_What is required_.
Copy all records verbatim.

_Working data_.
<<<<

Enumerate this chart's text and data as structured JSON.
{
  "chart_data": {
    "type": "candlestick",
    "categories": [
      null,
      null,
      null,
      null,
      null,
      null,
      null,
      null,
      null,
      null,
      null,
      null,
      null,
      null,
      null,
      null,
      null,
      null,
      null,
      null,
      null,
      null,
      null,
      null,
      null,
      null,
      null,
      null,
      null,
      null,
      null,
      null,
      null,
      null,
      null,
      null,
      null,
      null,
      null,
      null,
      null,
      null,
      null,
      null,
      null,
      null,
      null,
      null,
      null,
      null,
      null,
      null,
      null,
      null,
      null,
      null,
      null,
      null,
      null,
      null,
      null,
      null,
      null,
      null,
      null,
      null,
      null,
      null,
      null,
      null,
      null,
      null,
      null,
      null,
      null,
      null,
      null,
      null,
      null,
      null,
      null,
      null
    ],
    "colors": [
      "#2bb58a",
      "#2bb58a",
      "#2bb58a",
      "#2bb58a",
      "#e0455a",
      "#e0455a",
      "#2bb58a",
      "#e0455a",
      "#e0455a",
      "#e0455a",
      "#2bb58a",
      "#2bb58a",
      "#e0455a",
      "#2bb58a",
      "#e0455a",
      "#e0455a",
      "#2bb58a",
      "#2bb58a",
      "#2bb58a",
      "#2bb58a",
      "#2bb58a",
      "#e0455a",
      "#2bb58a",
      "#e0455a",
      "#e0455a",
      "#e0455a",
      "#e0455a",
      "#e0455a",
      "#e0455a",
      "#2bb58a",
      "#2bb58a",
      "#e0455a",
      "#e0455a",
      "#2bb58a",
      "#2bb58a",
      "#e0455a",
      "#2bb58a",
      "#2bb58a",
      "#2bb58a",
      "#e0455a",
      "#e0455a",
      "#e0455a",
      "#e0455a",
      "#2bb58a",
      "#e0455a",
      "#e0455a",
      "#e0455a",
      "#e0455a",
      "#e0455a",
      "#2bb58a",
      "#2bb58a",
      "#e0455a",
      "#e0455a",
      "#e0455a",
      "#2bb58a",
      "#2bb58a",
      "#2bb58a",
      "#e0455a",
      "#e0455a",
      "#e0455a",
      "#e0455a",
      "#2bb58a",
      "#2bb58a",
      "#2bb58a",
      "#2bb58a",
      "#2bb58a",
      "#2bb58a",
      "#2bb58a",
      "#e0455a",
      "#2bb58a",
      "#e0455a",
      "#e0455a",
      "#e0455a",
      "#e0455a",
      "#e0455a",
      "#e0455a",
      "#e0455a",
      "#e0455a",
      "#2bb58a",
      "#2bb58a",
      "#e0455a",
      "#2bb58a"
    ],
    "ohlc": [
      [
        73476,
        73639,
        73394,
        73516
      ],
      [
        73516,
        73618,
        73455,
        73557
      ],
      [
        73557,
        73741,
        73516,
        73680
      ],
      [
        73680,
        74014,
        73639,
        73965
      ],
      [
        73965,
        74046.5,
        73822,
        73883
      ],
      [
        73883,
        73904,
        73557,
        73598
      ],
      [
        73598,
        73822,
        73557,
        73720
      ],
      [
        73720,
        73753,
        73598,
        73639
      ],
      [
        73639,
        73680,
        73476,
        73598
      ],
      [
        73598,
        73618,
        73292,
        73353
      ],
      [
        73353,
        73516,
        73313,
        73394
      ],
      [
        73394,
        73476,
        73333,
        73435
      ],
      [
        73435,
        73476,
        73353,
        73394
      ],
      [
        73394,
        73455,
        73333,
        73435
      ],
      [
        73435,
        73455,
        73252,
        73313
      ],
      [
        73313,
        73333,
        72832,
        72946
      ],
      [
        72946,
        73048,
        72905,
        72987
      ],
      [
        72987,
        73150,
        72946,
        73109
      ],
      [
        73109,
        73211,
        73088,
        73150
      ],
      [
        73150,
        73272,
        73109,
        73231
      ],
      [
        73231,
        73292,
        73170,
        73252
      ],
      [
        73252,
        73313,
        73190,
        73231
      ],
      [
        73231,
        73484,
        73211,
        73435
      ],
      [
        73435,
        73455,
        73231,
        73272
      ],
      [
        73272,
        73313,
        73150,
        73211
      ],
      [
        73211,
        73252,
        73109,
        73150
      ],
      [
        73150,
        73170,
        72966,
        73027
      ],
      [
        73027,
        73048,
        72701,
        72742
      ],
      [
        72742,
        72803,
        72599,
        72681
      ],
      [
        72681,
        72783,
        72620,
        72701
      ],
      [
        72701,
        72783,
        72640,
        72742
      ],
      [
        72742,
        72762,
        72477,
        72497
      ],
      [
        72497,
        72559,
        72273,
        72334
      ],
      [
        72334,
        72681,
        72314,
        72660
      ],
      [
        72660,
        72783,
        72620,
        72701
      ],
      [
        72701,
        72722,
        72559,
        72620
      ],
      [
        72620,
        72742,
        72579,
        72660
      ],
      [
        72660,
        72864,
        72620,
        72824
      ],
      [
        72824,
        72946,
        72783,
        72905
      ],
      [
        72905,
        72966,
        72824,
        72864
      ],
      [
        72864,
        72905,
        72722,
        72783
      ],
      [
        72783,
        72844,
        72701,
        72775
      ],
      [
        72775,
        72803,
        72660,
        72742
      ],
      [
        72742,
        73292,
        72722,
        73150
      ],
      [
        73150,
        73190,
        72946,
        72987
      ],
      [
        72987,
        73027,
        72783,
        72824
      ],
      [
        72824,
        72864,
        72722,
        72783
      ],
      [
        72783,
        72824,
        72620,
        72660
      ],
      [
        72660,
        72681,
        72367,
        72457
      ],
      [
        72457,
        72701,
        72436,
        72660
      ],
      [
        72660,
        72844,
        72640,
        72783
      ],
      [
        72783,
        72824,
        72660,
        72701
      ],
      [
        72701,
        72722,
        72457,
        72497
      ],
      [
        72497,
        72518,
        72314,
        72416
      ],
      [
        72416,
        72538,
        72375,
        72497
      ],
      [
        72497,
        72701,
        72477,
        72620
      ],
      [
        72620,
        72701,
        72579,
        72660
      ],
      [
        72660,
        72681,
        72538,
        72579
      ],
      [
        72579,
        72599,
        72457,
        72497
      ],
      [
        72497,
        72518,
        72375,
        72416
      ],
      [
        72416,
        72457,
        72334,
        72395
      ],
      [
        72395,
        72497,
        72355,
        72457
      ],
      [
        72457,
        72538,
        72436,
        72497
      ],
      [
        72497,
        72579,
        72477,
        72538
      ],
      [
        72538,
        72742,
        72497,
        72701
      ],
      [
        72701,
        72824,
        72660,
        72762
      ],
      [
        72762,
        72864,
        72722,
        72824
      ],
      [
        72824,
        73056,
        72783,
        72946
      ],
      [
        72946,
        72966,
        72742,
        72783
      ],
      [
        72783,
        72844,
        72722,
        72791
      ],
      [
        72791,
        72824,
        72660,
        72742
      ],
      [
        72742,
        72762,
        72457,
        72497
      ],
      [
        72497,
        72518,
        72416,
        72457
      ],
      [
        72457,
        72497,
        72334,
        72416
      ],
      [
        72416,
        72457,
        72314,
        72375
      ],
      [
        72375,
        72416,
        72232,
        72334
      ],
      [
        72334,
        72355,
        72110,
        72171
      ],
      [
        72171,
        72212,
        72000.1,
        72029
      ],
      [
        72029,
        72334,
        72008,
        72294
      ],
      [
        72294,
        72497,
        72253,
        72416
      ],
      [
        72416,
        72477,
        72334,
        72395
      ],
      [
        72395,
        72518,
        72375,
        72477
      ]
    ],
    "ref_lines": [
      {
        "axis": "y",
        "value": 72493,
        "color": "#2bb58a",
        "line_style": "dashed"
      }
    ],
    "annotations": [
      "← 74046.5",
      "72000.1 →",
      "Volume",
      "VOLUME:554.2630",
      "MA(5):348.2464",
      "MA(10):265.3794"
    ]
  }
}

>>>>

_Correct output_.
Enumerate this chart's text and data as structured JSON.
{
  "chart_data": {
    "type": "candlestick",
    "categories": [
      null,
      null,
      null,
      null,
      null,
      null,
      null,
      null,
      null,
      null,
      null,
      null,
      null,
      null,
      null,
      null,
      null,
      null,
      null,
      null,
      null,
      null,
      null,
      null,
      null,
      null,
      null,
      null,
      null,
      null,
      null,
      null,
      null,
      null,
      null,
      null,
      null,
      null,
      null,
      null,
      null,
      null,
      null,
      null,
      null,
      null,
      null,
      null,
      null,
      null,
      null,
      null,
      null,
      null,
      null,
      null,
      null,
      null,
      null,
      null,
      null,
      null,
      null,
      null,
      null,
      null,
      null,
      null,
      null,
      null,
      null,
      null,
      null,
      null,
      null,
      null,
      null,
      null,
      null,
      null,
      null,
      null
    ],
    "colors": [
      "#2bb58a",
      "#2bb58a",
      "#2bb58a",
      "#2bb58a",
      "#e0455a",
      "#e0455a",
      "#2bb58a",
      "#e0455a",
      "#e0455a",
      "#e0455a",
      "#2bb58a",
      "#2bb58a",
      "#e0455a",
      "#2bb58a",
      "#e0455a",
      "#e0455a",
      "#2bb58a",
      "#2bb58a",
      "#2bb58a",
      "#2bb58a",
      "#2bb58a",
      "#e0455a",
      "#2bb58a",
      "#e0455a",
      "#e0455a",
      "#e0455a",
      "#e0455a",
      "#e0455a",
      "#e0455a",
      "#2bb58a",
      "#2bb58a",
      "#e0455a",
      "#e0455a",
      "#2bb58a",
      "#2bb58a",
      "#e0455a",
      "#2bb58a",
      "#2bb58a",
      "#2bb58a",
      "#e0455a",
      "#e0455a",
      "#e0455a",
      "#e0455a",
      "#2bb58a",
      "#e0455a",
      "#e0455a",
      "#e0455a",
      "#e0455a",
      "#e0455a",
      "#2bb58a",
      "#2bb58a",
      "#e0455a",
      "#e0455a",
      "#e0455a",
      "#2bb58a",
      "#2bb58a",
      "#2bb58a",
      "#e0455a",
      "#e0455a",
      "#e0455a",
      "#e0455a",
      "#2bb58a",
      "#2bb58a",
      "#2bb58a",
      "#2bb58a",
      "#2bb58a",
      "#2bb58a",
      "#2bb58a",
      "#e0455a",
      "#2bb58a",
      "#e0455a",
      "#e0455a",
      "#e0455a",
      "#e0455a",
      "#e0455a",
      "#e0455a",
      "#e0455a",
      "#e0455a",
      "#2bb58a",
      "#2bb58a",
      "#e0455a",
      "#2bb58a"
    ],
    "ohlc": [
      [
        73476,
        73639,
        73394,
        73516
      ],
      [
        73516,
        73618,
        73455,
        73557
      ],
      [
        73557,
        73741,
        73516,
        73680
      ],
      [
        73680,
        74014,
        73639,
        73965
      ],
      [
        73965,
        74046.5,
        73822,
        73883
      ],
      [
        73883,
        73904,
        73557,
        73598
      ],
      [
        73598,
        73822,
        73557,
        73720
      ],
      [
        73720,
        73753,
        73598,
        73639
      ],
      [
        73639,
        73680,
        73476,
        73598
      ],
      [
        73598,
        73618,
        73292,
        73353
      ],
      [
        73353,
        73516,
        73313,
        73394
      ],
      [
        73394,
        73476,
        73333,
        73435
      ],
      [
        73435,
        73476,
        73353,
        73394
      ],
      [
        73394,
        73455,
        73333,
        73435
      ],
      [
        73435,
        73455,
        73252,
        73313
      ],
      [
        73313,
        73333,
        72832,
        72946
      ],
      [
        72946,
        73048,
        72905,
        72987
      ],
      [
        72987,
        73150,
        72946,
        73109
      ],
      [
        73109,
        73211,
        73088,
        73150
      ],
      [
        73150,
        73272,
        73109,
        73231
      ],
      [
        73231,
        73292,
        73170,
        73252
      ],
      [
        73252,
        73313,
        73190,
        73231
      ],
      [
        73231,
        73484,
        73211,
        73435
      ],
      [
        73435,
        73455,
        73231,
        73272
      ],
      [
        73272,
        73313,
        73150,
        73211
      ],
      [
        73211,
        73252,
        73109,
        73150
      ],
      [
        73150,
        73170,
        72966,
        73027
      ],
      [
        73027,
        73048,
        72701,
        72742
      ],
      [
        72742,
        72803,
        72599,
        72681
      ],
      [
        72681,
        72783,
        72620,
        72701
      ],
      [
        72701,
        72783,
        72640,
        72742
      ],
      [
        72742,
        72762,
        72477,
        72497
      ],
      [
        72497,
        72559,
        72273,
        72334
      ],
      [
        72334,
        72681,
        72314,
        72660
      ],
      [
        72660,
        72783,
        72620,
        72701
      ],
      [
        72701,
        72722,
        72559,
        72620
      ],
      [
        72620,
        72742,
        72579,
        72660
      ],
      [
        72660,
        72864,
        72620,
        72824
      ],
      [
        72824,
        72946,
        72783,
        72905
      ],
      [
        72905,
        72966,
        72824,
        72864
      ],
      [
        72864,
        72905,
        72722,
        72783
      ],
      [
        72783,
        72844,
        72701,
        72775
      ],
      [
        72775,
        72803,
        72660,
        72742
      ],
      [
        72742,
        73292,
        72722,
        73150
      ],
      [
        73150,
        73190,
        72946,
        72987
      ],
      [
        72987,
        73027,
        72783,
        72824
      ],
      [
        72824,
        72864,
        72722,
        72783
      ],
      [
        72783,
        72824,
        72620,
        72660
      ],
      [
        72660,
        72681,
        72367,
        72457
      ],
      [
        72457,
        72701,
        72436,
        72660
      ],
      [
        72660,
        72844,
        72640,
        72783
      ],
      [
        72783,
        72824,
        72660,
        72701
      ],
      [
        72701,
        72722,
        72457,
        72497
      ],
      [
        72497,
        72518,
        72314,
        72416
      ],
      [
        72416,
        72538,
        72375,
        72497
      ],
      [
        72497,
        72701,
        72477,
        72620
      ],
      [
        72620,
        72701,
        72579,
        72660
      ],
      [
        72660,
        72681,
        72538,
        72579
      ],
      [
        72579,
        72599,
        72457,
        72497
      ],
      [
        72497,
        72518,
        72375,
        72416
      ],
      [
        72416,
        72457,
        72334,
        72395
      ],
      [
        72395,
        72497,
        72355,
        72457
      ],
      [
        72457,
        72538,
        72436,
        72497
      ],
      [
        72497,
        72579,
        72477,
        72538
      ],
      [
        72538,
        72742,
        72497,
        72701
      ],
      [
        72701,
        72824,
        72660,
        72762
      ],
      [
        72762,
        72864,
        72722,
        72824
      ],
      [
        72824,
        73056,
        72783,
        72946
      ],
      [
        72946,
        72966,
        72742,
        72783
      ],
      [
        72783,
        72844,
        72722,
        72791
      ],
      [
        72791,
        72824,
        72660,
        72742
      ],
      [
        72742,
        72762,
        72457,
        72497
      ],
      [
        72497,
        72518,
        72416,
        72457
      ],
      [
        72457,
        72497,
        72334,
        72416
      ],
      [
        72416,
        72457,
        72314,
        72375
      ],
      [
        72375,
        72416,
        72232,
        72334
      ],
      [
        72334,
        72355,
        72110,
        72171
      ],
      [
        72171,
        72212,
        72000.1,
        72029
      ],
      [
        72029,
        72334,
        72008,
        72294
      ],
      [
        72294,
        72497,
        72253,
        72416
      ],
      [
        72416,
        72477,
        72334,
        72395
      ],
      [
        72395,
        72518,
        72375,
        72477
      ]
    ],
    "ref_lines": [
      {
        "axis": "y",
        "value": 72493,
        "color": "#2bb58a",
        "line_style": "dashed"
      }
    ],
    "annotations": [
      "← 74046.5",
      "72000.1 →",
      "Volume",
      "VOLUME:554.2630",
      "MA(5):348.2464",
      "MA(10):265.3794"
    ]
  }
}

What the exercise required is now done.